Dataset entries

---

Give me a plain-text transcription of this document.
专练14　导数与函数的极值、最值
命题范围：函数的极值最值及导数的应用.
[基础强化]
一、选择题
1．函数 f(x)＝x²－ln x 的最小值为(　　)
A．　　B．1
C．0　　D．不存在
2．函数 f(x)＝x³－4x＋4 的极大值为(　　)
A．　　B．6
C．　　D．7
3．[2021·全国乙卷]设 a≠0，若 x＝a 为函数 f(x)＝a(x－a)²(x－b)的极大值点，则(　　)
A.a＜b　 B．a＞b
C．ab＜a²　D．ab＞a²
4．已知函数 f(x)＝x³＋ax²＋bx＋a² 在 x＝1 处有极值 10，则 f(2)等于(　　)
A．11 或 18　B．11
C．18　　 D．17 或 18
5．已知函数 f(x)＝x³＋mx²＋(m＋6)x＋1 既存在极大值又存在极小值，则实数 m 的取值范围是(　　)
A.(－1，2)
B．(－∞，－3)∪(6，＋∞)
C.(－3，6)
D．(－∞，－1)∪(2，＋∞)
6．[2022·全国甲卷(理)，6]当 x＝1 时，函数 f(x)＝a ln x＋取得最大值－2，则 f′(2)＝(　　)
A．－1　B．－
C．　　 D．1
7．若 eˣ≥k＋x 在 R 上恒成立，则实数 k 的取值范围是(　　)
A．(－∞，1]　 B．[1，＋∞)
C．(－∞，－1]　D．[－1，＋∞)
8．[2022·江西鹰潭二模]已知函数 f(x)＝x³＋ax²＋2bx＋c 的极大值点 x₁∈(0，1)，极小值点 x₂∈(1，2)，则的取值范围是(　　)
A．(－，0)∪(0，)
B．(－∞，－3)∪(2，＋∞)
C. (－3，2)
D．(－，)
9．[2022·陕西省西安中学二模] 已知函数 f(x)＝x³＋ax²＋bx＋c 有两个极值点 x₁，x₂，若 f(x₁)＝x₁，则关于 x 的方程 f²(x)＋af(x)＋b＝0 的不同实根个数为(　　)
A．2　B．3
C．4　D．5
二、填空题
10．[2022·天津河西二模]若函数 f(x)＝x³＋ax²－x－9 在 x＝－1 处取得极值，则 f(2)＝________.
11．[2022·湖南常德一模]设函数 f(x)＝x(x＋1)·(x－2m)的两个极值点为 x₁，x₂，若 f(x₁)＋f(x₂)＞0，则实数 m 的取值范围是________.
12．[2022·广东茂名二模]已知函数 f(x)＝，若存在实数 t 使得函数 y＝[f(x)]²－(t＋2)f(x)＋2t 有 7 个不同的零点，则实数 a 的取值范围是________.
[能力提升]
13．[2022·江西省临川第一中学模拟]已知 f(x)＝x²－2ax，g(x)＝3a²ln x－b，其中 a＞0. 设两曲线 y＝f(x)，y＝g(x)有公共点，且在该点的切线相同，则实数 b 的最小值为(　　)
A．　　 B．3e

---

Task goal
Write out each line of the data above again, exactly as given.

The result
Give me a plain-text transcription of this document.
专练14　导数与函数的极值、最值
命题范围：函数的极值最值及导数的应用.
[基础强化]
一、选择题
1．函数 f(x)＝x²－ln x 的最小值为(　　)
A．　　B．1
C．0　　D．不存在
2．函数 f(x)＝x³－4x＋4 的极大值为(　　)
A．　　B．6
C．　　D．7
3．[2021·全国乙卷]设 a≠0，若 x＝a 为函数 f(x)＝a(x－a)²(x－b)的极大值点，则(　　)
A.a＜b　 B．a＞b
C．ab＜a²　D．ab＞a²
4．已知函数 f(x)＝x³＋ax²＋bx＋a² 在 x＝1 处有极值 10，则 f(2)等于(　　)
A．11 或 18　B．11
C．18　　 D．17 或 18
5．已知函数 f(x)＝x³＋mx²＋(m＋6)x＋1 既存在极大值又存在极小值，则实数 m 的取值范围是(　　)
A.(－1，2)
B．(－∞，－3)∪(6，＋∞)
C.(－3，6)
D．(－∞，－1)∪(2，＋∞)
6．[2022·全国甲卷(理)，6]当 x＝1 时，函数 f(x)＝a ln x＋取得最大值－2，则 f′(2)＝(　　)
A．－1　B．－
C．　　 D．1
7．若 eˣ≥k＋x 在 R 上恒成立，则实数 k 的取值范围是(　　)
A．(－∞，1]　 B．[1，＋∞)
C．(－∞，－1]　D．[－1，＋∞)
8．[2022·江西鹰潭二模]已知函数 f(x)＝x³＋ax²＋2bx＋c 的极大值点 x₁∈(0，1)，极小值点 x₂∈(1，2)，则的取值范围是(　　)
A．(－，0)∪(0，)
B．(－∞，－3)∪(2，＋∞)
C. (－3，2)
D．(－，)
9．[2022·陕西省西安中学二模] 已知函数 f(x)＝x³＋ax²＋bx＋c 有两个极值点 x₁，x₂，若 f(x₁)＝x₁，则关于 x 的方程 f²(x)＋af(x)＋b＝0 的不同实根个数为(　　)
A．2　B．3
C．4　D．5
二、填空题
10．[2022·天津河西二模]若函数 f(x)＝x³＋ax²－x－9 在 x＝－1 处取得极值，则 f(2)＝________.
11．[2022·湖南常德一模]设函数 f(x)＝x(x＋1)·(x－2m)的两个极值点为 x₁，x₂，若 f(x₁)＋f(x₂)＞0，则实数 m 的取值范围是________.
12．[2022·广东茂名二模]已知函数 f(x)＝，若存在实数 t 使得函数 y＝[f(x)]²－(t＋2)f(x)＋2t 有 7 个不同的零点，则实数 a 的取值范围是________.
[能力提升]
13．[2022·江西省临川第一中学模拟]已知 f(x)＝x²－2ax，g(x)＝3a²ln x－b，其中 a＞0. 设两曲线 y＝f(x)，y＝g(x)有公共点，且在该点的切线相同，则实数 b 的最小值为(　　)
A．　　 B．3e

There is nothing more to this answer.